Dataset excerpt:
▼

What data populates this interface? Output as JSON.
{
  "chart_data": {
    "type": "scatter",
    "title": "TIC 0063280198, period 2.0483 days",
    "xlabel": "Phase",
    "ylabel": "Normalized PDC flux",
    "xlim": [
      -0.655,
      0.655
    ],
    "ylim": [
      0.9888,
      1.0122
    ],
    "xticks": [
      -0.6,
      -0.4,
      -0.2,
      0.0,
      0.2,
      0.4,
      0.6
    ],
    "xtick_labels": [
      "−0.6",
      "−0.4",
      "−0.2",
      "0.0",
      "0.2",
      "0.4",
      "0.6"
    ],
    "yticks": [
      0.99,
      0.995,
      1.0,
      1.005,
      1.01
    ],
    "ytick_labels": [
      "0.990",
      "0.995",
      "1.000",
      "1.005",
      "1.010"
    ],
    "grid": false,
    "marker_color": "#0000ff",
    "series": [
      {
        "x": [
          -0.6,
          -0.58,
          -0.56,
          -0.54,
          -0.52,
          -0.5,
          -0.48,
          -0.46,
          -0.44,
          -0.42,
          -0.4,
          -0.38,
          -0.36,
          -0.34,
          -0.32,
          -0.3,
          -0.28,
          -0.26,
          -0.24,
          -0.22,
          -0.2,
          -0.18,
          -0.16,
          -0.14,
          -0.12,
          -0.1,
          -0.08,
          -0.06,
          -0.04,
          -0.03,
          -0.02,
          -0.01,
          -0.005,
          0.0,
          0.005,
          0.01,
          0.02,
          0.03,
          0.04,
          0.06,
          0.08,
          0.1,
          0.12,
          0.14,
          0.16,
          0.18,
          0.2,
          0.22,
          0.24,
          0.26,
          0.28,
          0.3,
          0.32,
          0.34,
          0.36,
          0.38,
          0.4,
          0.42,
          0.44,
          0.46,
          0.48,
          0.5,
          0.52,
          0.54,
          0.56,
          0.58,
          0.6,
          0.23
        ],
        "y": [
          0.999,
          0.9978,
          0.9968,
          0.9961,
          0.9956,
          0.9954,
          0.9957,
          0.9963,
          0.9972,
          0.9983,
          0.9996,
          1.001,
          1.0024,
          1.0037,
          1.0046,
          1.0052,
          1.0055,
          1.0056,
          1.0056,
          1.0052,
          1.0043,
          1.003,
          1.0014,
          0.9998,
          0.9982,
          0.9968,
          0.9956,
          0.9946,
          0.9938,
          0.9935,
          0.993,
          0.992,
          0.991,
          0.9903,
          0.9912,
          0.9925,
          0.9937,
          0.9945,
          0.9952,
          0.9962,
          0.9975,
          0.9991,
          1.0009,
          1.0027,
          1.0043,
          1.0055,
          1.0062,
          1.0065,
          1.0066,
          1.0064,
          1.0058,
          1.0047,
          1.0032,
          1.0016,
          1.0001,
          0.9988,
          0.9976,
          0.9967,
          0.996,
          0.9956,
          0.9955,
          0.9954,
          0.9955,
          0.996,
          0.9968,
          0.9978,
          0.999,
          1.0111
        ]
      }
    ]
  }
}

▲

Given instruction: Copy every line of the material, please, keeping it exactly the same.

Output for this task:
What data populates this interface? Output as JSON.
{
  "chart_data": {
    "type": "scatter",
    "title": "TIC 0063280198, period 2.0483 days",
    "xlabel": "Phase",
    "ylabel": "Normalized PDC flux",
    "xlim": [
      -0.655,
      0.655
    ],
    "ylim": [
      0.9888,
      1.0122
    ],
    "xticks": [
      -0.6,
      -0.4,
      -0.2,
      0.0,
      0.2,
      0.4,
      0.6
    ],
    "xtick_labels": [
      "−0.6",
      "−0.4",
      "−0.2",
      "0.0",
      "0.2",
      "0.4",
      "0.6"
    ],
    "yticks": [
      0.99,
      0.995,
      1.0,
      1.005,
      1.01
    ],
    "ytick_labels": [
      "0.990",
      "0.995",
      "1.000",
      "1.005",
      "1.010"
    ],
    "grid": false,
    "marker_color": "#0000ff",
    "series": [
      {
        "x": [
          -0.6,
          -0.58,
          -0.56,
          -0.54,
          -0.52,
          -0.5,
          -0.48,
          -0.46,
          -0.44,
          -0.42,
          -0.4,
          -0.38,
          -0.36,
          -0.34,
          -0.32,
          -0.3,
          -0.28,
          -0.26,
          -0.24,
          -0.22,
          -0.2,
          -0.18,
          -0.16,
          -0.14,
          -0.12,
          -0.1,
          -0.08,
          -0.06,
          -0.04,
          -0.03,
          -0.02,
          -0.01,
          -0.005,
          0.0,
          0.005,
          0.01,
          0.02,
          0.03,
          0.04,
          0.06,
          0.08,
          0.1,
          0.12,
          0.14,
          0.16,
          0.18,
          0.2,
          0.22,
          0.24,
          0.26,
          0.28,
          0.3,
          0.32,
          0.34,
          0.36,
          0.38,
          0.4,
          0.42,
          0.44,
          0.46,
          0.48,
          0.5,
          0.52,
          0.54,
          0.56,
          0.58,
          0.6,
          0.23
        ],
        "y": [
          0.999,
          0.9978,
          0.9968,
          0.9961,
          0.9956,
          0.9954,
          0.9957,
          0.9963,
          0.9972,
          0.9983,
          0.9996,
          1.001,
          1.0024,
          1.0037,
          1.0046,
          1.0052,
          1.0055,
          1.0056,
          1.0056,
          1.0052,
          1.0043,
          1.003,
          1.0014,
          0.9998,
          0.9982,
          0.9968,
          0.9956,
          0.9946,
          0.9938,
          0.9935,
          0.993,
          0.992,
          0.991,
          0.9903,
          0.9912,
          0.9925,
          0.9937,
          0.9945,
          0.9952,
          0.9962,
          0.9975,
          0.9991,
          1.0009,
          1.0027,
          1.0043,
          1.0055,
          1.0062,
          1.0065,
          1.0066,
          1.0064,
          1.0058,
          1.0047,
          1.0032,
          1.0016,
          1.0001,
          0.9988,
          0.9976,
          0.9967,
          0.996,
          0.9956,
          0.9955,
          0.9954,
          0.9955,
          0.996,
          0.9968,
          0.9978,
          0.999,
          1.0111
        ]
      }
    ]
  }
}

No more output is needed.